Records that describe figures
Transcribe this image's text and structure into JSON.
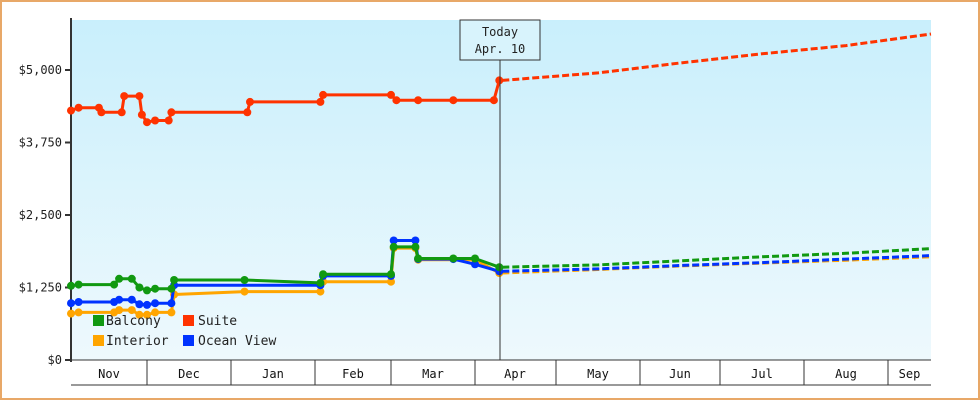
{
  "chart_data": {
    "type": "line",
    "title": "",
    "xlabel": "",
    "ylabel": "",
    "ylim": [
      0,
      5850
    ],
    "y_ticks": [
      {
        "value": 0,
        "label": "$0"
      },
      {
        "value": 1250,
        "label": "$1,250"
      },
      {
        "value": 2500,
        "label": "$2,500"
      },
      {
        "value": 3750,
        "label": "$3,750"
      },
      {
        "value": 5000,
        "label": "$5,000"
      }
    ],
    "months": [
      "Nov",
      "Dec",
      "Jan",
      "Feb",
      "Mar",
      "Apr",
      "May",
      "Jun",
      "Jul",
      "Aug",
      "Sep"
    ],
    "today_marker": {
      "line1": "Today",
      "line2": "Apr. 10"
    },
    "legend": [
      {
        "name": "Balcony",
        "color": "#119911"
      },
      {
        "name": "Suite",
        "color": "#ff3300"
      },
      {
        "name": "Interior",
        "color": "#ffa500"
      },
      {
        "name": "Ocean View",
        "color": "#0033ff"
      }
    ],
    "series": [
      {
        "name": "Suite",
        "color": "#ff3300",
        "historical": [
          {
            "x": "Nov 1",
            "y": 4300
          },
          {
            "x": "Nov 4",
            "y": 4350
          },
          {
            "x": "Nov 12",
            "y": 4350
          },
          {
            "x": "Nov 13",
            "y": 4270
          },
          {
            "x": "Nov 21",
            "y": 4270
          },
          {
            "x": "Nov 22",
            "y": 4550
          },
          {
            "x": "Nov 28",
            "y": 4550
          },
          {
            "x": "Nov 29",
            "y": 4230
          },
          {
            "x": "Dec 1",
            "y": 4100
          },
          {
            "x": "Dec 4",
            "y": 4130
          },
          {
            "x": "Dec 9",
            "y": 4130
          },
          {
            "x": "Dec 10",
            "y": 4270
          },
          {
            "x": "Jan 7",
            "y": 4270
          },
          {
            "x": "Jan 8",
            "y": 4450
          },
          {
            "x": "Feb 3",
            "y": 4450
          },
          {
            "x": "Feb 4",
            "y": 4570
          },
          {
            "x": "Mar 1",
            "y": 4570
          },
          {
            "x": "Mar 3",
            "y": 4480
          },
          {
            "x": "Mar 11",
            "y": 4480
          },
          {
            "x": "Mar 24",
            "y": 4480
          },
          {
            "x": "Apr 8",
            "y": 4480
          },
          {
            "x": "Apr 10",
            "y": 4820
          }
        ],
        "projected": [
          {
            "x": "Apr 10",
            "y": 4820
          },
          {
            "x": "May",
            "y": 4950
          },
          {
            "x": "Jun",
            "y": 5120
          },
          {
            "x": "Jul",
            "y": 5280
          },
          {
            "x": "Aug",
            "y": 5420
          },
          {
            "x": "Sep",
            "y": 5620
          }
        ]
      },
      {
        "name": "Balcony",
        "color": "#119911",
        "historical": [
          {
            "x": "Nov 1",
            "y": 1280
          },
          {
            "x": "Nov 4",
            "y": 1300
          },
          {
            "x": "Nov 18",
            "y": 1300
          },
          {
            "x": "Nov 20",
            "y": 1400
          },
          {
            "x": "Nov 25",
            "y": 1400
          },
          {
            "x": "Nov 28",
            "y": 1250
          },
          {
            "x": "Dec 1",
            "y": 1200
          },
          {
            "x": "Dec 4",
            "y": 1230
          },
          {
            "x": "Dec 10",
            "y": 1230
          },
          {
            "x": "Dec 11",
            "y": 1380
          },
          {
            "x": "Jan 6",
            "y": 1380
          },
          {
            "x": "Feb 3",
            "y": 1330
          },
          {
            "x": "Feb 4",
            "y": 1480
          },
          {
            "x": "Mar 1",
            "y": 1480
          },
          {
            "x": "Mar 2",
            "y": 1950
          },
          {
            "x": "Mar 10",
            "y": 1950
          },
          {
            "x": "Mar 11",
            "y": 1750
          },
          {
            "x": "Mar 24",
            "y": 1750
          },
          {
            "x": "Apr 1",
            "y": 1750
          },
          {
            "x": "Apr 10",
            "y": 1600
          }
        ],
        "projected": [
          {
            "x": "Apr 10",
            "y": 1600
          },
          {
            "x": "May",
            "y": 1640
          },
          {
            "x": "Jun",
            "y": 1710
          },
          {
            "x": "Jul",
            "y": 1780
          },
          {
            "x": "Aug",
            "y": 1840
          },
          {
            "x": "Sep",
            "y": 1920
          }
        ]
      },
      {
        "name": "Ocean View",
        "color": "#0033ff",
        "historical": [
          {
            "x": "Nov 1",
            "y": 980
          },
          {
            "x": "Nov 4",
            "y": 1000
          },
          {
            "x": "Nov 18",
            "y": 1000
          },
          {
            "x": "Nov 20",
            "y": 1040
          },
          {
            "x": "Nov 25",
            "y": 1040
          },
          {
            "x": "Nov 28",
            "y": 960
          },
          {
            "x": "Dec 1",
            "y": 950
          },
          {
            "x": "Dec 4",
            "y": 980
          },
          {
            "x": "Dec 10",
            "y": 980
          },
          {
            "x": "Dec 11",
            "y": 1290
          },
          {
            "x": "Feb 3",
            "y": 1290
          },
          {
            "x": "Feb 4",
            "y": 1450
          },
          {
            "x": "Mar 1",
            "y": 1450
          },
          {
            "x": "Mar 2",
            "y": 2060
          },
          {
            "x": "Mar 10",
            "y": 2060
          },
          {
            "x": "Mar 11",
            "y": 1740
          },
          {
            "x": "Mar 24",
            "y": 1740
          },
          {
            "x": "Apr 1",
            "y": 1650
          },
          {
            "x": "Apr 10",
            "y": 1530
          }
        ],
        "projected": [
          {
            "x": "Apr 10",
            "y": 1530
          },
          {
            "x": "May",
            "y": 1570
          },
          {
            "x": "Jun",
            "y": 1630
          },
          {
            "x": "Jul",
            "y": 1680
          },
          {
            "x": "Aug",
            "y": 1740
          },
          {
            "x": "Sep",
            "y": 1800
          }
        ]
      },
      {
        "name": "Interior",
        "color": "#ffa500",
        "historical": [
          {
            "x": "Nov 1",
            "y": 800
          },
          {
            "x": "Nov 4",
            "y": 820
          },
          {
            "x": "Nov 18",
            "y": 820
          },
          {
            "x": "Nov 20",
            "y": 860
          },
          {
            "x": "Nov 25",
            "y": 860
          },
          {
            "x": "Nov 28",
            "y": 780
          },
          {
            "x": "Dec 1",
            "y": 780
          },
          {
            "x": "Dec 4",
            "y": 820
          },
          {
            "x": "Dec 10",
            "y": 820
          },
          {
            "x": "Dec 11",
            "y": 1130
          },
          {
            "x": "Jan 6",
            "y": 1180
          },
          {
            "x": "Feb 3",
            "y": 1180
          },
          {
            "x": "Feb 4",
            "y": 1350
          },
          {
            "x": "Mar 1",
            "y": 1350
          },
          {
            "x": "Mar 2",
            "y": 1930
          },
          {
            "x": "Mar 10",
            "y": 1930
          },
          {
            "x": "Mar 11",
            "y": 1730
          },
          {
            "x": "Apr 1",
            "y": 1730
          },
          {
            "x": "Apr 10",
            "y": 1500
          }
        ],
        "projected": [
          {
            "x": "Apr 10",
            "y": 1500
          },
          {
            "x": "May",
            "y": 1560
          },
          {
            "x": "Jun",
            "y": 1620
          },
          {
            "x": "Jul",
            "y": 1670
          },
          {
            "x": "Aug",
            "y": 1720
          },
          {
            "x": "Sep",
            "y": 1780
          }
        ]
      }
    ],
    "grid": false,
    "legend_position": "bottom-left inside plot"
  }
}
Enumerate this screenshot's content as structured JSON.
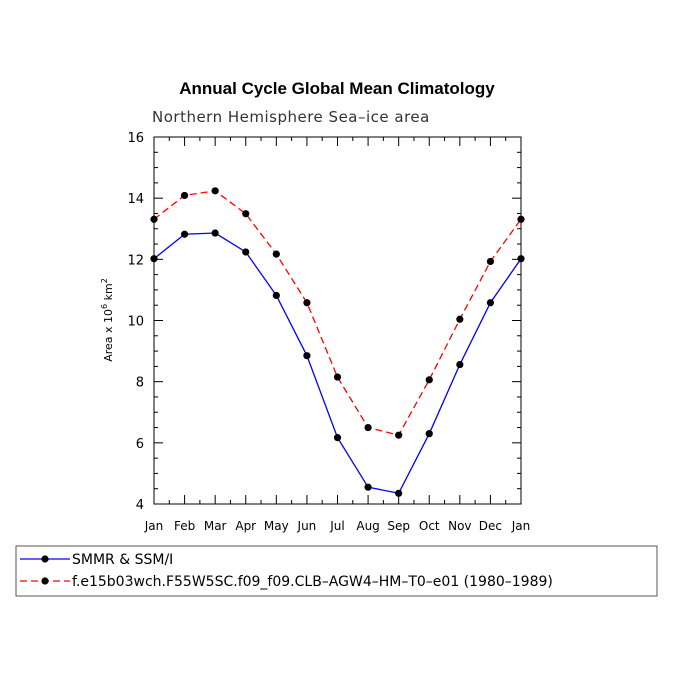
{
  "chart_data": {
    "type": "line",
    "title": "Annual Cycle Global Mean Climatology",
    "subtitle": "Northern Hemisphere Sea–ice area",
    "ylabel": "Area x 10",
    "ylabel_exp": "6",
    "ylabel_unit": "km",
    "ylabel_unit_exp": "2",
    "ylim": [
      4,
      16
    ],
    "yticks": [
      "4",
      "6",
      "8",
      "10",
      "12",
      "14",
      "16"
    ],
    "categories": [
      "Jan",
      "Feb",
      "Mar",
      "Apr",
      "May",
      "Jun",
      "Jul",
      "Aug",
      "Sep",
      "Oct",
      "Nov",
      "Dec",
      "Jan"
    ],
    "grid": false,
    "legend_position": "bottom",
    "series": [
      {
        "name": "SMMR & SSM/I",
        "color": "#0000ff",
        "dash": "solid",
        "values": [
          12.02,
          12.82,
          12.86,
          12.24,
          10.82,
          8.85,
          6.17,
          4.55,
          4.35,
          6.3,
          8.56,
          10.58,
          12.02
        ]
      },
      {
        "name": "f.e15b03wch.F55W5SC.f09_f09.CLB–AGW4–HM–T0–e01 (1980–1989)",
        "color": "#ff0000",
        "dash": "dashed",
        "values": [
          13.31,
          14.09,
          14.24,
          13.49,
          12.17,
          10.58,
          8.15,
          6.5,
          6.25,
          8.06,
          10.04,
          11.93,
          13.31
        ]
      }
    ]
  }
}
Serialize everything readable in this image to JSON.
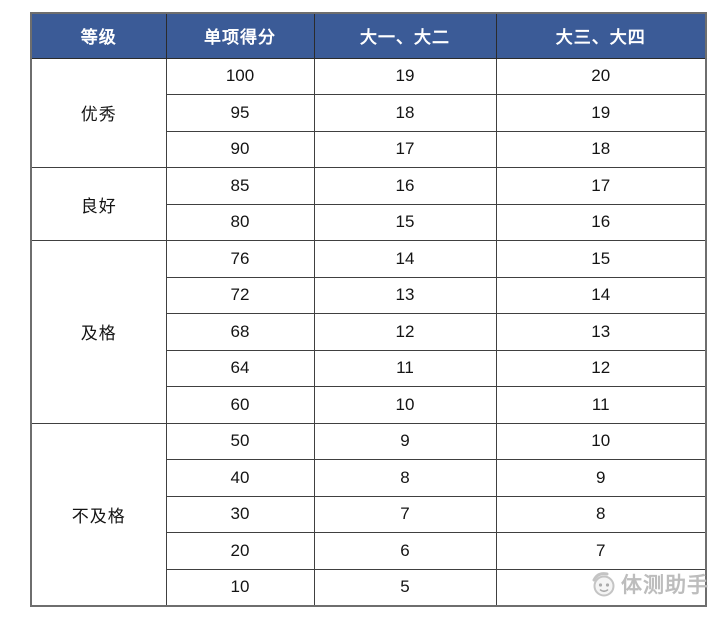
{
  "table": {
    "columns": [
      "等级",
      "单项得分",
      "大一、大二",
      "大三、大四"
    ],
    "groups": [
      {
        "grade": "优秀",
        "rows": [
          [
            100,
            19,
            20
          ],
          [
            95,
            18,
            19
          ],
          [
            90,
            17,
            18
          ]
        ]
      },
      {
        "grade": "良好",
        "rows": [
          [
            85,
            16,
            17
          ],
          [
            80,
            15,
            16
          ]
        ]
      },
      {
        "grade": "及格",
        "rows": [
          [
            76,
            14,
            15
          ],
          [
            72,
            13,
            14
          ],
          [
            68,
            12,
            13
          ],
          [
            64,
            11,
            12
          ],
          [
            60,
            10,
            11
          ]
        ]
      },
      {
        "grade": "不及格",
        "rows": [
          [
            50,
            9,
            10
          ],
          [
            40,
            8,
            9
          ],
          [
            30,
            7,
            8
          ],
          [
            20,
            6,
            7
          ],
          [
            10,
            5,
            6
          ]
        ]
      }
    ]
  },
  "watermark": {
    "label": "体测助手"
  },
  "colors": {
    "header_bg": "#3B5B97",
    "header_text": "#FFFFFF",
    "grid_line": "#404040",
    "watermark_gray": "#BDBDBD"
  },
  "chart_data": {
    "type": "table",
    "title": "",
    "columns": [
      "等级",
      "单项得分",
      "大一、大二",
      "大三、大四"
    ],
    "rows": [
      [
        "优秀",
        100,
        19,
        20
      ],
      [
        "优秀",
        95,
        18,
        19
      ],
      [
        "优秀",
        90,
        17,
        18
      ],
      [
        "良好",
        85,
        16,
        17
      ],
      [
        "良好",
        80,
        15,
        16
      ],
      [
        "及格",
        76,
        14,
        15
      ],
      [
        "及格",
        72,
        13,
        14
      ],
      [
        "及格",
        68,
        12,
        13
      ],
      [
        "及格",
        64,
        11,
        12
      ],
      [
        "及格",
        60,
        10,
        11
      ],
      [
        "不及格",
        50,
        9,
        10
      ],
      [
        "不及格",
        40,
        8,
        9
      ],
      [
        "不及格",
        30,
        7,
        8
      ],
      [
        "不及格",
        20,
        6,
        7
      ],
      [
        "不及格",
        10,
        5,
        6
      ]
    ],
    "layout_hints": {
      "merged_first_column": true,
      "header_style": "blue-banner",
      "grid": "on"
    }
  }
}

▶ [Task statement]: State how many lines of the records hold the string "JSON", and nothing else.

▶ [Exercise result]: 3